WRITTEN REQUEST: For each line of the data below that holds "this", copy the line.

╭─ STORED RECORDS

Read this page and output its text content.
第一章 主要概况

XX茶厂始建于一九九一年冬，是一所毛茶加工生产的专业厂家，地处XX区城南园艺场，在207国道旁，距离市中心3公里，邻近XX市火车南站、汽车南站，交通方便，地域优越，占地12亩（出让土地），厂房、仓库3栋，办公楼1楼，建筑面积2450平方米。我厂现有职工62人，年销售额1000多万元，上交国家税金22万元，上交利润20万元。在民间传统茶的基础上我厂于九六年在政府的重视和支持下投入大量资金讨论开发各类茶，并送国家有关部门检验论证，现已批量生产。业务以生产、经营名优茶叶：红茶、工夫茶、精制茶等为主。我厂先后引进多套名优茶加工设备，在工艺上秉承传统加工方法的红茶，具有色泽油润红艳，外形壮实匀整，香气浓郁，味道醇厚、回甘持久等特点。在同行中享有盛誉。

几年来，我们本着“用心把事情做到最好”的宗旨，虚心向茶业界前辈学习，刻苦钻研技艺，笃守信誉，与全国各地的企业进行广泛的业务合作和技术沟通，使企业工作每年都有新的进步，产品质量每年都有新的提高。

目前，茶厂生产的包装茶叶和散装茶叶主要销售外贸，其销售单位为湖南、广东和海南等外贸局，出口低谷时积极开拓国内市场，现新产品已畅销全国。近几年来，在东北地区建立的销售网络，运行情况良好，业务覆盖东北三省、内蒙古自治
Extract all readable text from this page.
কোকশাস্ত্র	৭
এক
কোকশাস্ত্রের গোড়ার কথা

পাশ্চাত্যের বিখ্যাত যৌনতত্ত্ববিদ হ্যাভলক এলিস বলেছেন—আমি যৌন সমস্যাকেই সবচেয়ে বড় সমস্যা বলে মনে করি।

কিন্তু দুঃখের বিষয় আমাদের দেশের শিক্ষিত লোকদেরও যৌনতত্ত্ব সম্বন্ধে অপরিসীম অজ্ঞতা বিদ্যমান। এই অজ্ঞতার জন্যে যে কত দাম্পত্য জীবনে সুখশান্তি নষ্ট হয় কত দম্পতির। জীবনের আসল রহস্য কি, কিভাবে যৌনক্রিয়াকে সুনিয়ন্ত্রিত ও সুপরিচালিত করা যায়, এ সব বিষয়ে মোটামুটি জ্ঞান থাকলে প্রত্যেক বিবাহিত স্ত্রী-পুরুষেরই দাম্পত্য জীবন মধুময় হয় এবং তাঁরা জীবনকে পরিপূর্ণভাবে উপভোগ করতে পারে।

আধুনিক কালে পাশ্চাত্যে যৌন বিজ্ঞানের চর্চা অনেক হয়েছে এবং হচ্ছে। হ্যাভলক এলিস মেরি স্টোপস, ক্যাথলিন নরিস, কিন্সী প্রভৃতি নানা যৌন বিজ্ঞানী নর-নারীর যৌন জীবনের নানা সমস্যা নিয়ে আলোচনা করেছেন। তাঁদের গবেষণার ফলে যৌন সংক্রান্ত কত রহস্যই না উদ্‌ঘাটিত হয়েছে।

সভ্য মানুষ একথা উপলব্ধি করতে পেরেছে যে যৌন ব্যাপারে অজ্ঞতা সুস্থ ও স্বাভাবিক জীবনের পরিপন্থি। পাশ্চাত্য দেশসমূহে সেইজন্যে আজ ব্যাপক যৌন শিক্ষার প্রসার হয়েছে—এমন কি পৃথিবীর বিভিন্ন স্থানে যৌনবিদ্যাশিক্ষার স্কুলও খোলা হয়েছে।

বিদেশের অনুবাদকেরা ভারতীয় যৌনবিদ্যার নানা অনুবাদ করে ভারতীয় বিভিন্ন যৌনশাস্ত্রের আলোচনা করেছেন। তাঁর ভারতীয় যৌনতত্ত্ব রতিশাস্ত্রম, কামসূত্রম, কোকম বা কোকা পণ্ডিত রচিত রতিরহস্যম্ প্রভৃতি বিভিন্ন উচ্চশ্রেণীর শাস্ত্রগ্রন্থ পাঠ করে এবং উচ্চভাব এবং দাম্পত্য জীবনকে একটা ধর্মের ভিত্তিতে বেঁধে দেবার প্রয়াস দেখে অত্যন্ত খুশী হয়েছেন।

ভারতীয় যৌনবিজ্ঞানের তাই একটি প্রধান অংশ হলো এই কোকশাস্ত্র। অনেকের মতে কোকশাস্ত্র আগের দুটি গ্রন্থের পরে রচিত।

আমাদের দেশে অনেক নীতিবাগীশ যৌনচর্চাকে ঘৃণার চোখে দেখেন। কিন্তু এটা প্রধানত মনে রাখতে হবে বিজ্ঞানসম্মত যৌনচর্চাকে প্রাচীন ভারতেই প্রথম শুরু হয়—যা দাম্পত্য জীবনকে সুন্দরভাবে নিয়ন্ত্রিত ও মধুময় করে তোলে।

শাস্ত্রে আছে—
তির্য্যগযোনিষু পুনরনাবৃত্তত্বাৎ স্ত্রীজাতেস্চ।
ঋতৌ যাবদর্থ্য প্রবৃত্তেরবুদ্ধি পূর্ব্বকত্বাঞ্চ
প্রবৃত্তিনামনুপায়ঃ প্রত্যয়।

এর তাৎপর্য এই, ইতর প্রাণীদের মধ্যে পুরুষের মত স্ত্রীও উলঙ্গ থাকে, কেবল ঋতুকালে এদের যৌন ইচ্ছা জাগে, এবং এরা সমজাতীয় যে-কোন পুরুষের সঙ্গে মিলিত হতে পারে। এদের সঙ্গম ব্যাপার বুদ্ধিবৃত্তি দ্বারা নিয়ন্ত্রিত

╰─

EXPECTED ANSWER:
Read this page and output its text content.
Extract all readable text from this page.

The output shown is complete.